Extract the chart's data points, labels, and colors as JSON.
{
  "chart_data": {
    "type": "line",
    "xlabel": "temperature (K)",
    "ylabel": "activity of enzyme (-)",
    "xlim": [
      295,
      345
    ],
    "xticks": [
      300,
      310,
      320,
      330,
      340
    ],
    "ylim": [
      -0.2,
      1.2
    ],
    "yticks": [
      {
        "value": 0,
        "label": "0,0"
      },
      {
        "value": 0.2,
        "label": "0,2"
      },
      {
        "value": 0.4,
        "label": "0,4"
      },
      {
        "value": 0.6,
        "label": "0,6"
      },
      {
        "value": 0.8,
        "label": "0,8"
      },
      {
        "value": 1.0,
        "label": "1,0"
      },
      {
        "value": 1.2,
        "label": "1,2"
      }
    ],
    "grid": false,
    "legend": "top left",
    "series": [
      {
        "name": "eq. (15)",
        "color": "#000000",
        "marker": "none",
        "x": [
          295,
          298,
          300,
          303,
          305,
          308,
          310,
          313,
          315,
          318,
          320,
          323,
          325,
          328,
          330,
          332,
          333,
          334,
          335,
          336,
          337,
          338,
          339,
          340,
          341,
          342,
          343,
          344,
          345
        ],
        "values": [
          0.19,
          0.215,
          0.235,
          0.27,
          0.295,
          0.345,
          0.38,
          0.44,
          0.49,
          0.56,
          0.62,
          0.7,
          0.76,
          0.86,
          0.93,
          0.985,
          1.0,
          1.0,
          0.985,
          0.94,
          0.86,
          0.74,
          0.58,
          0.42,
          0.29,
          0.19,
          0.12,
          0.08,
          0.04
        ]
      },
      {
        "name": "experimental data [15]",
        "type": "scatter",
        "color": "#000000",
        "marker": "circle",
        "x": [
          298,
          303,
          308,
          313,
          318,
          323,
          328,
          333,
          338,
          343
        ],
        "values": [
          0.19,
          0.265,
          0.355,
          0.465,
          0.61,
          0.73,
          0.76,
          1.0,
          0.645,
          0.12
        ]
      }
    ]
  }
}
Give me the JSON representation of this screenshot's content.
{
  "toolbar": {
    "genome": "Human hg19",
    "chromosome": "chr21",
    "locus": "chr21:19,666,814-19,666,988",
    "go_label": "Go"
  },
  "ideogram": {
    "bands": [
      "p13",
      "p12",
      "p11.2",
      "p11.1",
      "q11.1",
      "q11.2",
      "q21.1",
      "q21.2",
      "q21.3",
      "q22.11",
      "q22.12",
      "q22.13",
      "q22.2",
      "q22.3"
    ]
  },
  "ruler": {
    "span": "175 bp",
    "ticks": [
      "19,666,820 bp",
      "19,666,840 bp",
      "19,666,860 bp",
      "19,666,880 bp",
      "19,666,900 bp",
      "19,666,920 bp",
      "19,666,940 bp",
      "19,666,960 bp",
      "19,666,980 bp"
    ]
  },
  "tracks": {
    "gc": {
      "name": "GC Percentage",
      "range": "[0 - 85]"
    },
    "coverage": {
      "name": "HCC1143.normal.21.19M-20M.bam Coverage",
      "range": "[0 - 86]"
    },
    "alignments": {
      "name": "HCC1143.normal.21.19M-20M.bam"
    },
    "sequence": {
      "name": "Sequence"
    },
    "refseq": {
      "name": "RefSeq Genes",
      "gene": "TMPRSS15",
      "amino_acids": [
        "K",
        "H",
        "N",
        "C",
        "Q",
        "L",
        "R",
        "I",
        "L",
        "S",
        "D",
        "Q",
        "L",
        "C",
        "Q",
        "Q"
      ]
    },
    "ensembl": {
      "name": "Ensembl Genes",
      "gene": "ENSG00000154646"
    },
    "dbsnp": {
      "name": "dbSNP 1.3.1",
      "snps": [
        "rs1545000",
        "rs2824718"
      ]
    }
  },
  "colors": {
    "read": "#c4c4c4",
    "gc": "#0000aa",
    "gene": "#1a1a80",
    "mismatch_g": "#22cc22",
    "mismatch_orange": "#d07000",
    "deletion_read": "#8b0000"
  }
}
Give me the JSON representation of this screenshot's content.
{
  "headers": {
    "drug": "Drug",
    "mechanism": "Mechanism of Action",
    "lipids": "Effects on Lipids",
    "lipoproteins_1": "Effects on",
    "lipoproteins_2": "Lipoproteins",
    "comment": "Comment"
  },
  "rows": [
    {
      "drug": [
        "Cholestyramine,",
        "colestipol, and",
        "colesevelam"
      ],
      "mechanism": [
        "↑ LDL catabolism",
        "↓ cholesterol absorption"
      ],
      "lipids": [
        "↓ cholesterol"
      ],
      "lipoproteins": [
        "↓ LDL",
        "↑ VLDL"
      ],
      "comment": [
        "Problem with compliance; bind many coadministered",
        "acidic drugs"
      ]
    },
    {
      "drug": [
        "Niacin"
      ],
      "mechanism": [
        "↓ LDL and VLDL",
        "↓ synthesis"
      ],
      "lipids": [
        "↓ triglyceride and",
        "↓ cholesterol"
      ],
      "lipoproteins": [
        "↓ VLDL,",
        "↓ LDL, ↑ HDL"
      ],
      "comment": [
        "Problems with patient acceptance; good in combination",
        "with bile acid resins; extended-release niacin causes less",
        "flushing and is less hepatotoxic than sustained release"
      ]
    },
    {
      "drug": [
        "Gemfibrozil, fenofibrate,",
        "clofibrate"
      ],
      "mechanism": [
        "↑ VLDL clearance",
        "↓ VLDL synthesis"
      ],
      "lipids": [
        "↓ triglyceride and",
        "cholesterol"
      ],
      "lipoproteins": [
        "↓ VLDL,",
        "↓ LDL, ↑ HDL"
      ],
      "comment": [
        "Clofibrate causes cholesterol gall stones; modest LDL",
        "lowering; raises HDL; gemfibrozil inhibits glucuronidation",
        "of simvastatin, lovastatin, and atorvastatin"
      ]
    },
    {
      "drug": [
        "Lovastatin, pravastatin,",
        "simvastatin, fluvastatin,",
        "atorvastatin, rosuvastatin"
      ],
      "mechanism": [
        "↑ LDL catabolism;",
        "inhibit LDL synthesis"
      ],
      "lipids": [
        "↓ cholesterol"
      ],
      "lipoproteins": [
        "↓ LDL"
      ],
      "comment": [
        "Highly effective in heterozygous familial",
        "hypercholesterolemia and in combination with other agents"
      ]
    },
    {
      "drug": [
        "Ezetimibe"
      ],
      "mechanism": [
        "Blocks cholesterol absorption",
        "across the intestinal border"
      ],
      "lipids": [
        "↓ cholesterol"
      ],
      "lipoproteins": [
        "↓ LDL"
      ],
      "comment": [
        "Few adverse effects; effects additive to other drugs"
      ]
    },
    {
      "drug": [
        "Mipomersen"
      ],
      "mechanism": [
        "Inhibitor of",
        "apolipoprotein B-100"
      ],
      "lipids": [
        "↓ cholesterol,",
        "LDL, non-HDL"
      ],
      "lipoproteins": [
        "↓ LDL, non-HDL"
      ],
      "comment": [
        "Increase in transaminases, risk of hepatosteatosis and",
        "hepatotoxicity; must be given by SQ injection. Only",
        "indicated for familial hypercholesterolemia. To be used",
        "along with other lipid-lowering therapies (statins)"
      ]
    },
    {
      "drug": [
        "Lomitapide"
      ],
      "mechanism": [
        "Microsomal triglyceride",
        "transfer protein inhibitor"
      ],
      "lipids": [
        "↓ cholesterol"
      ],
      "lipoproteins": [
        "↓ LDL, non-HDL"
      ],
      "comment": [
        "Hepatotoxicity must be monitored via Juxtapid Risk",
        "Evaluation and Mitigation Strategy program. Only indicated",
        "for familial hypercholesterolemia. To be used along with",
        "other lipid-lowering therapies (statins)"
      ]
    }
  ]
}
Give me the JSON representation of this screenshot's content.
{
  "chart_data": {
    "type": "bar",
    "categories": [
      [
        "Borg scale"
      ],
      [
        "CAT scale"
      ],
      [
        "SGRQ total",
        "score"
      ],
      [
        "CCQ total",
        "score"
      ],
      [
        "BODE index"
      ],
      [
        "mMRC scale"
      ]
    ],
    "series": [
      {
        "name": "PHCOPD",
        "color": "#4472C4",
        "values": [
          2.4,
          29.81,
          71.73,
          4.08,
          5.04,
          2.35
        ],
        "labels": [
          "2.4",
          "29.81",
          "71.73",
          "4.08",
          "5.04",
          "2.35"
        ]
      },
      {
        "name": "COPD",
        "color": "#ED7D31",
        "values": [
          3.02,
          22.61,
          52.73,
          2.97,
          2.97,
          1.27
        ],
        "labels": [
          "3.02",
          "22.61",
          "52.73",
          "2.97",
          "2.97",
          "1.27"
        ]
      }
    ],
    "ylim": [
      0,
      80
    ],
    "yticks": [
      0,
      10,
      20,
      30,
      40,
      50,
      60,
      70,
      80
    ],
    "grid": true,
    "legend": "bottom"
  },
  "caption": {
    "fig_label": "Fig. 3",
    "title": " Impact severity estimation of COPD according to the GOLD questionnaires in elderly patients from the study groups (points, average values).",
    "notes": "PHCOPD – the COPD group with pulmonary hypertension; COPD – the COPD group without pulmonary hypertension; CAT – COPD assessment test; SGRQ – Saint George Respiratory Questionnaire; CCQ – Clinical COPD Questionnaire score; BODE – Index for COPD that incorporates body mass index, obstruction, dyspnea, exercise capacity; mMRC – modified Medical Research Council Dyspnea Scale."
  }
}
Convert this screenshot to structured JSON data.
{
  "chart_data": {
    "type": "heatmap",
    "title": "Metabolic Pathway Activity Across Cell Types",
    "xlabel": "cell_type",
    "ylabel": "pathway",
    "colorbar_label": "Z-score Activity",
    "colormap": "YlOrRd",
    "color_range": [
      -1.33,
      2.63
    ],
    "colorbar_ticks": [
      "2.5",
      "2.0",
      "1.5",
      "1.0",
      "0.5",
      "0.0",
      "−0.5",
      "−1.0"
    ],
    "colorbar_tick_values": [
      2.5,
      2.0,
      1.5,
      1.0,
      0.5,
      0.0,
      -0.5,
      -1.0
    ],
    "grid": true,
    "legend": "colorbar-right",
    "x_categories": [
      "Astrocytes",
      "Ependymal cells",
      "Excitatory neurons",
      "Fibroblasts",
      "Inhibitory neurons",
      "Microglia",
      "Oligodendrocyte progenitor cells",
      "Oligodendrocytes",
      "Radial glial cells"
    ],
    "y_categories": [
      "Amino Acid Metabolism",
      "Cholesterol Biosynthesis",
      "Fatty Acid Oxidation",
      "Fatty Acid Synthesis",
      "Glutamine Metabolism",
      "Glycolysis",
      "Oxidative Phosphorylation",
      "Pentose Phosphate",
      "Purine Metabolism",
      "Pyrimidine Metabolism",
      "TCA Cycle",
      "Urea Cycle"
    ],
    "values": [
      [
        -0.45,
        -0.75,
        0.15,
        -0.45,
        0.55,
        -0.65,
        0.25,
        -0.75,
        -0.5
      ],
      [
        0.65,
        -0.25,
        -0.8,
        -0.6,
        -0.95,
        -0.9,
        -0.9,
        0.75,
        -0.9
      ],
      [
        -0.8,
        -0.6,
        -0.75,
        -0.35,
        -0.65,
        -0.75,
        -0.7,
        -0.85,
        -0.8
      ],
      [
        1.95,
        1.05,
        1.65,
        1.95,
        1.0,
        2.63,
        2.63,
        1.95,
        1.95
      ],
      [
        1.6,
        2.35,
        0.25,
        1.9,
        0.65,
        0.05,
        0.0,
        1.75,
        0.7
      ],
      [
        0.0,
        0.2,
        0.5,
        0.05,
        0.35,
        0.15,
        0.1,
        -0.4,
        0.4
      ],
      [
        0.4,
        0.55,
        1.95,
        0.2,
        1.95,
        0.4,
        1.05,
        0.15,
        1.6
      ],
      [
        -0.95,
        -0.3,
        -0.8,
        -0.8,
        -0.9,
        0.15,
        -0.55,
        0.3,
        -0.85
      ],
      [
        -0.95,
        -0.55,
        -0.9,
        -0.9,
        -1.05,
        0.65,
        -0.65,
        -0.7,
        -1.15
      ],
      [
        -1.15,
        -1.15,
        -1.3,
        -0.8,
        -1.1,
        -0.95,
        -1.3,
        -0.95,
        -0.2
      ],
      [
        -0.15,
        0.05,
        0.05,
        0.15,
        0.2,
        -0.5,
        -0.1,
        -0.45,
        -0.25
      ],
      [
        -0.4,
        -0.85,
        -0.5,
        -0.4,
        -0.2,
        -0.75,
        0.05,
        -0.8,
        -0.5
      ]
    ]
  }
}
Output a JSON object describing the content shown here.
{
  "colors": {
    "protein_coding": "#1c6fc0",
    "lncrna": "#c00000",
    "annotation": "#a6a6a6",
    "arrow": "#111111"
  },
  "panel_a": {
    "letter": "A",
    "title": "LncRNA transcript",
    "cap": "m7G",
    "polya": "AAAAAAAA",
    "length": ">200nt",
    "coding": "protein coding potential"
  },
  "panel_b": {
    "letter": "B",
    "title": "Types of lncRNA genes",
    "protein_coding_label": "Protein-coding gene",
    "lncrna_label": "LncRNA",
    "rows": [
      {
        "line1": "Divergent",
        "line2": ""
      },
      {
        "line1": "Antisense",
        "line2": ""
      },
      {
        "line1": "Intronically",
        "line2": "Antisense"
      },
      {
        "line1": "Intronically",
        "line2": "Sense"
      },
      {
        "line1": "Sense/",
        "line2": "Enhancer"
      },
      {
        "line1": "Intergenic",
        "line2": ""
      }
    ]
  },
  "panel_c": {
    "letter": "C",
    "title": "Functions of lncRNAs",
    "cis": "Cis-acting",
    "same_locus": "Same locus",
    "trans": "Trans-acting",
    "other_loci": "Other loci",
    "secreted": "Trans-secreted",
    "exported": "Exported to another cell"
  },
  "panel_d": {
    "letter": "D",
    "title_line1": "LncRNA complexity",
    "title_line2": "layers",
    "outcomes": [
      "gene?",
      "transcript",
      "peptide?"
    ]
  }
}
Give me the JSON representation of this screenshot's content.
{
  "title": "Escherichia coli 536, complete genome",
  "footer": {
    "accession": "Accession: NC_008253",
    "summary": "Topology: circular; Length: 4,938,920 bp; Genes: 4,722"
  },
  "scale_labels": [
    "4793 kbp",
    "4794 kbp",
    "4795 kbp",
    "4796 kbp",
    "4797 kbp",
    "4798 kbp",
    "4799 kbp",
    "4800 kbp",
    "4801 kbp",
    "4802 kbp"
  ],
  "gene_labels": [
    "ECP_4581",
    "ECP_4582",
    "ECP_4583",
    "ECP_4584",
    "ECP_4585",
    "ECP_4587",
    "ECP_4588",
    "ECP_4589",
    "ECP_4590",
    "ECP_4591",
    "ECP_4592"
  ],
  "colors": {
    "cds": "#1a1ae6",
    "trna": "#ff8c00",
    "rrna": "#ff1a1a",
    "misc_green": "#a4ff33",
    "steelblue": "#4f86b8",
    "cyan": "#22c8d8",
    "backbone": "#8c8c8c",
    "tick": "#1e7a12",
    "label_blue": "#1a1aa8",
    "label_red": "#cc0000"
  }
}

- **TASK OBJECTIVE**:
The lines in the listing that include the word "genome" are to be counted; give only that number.

- **ANSWER TO THE PROBLEM**:
2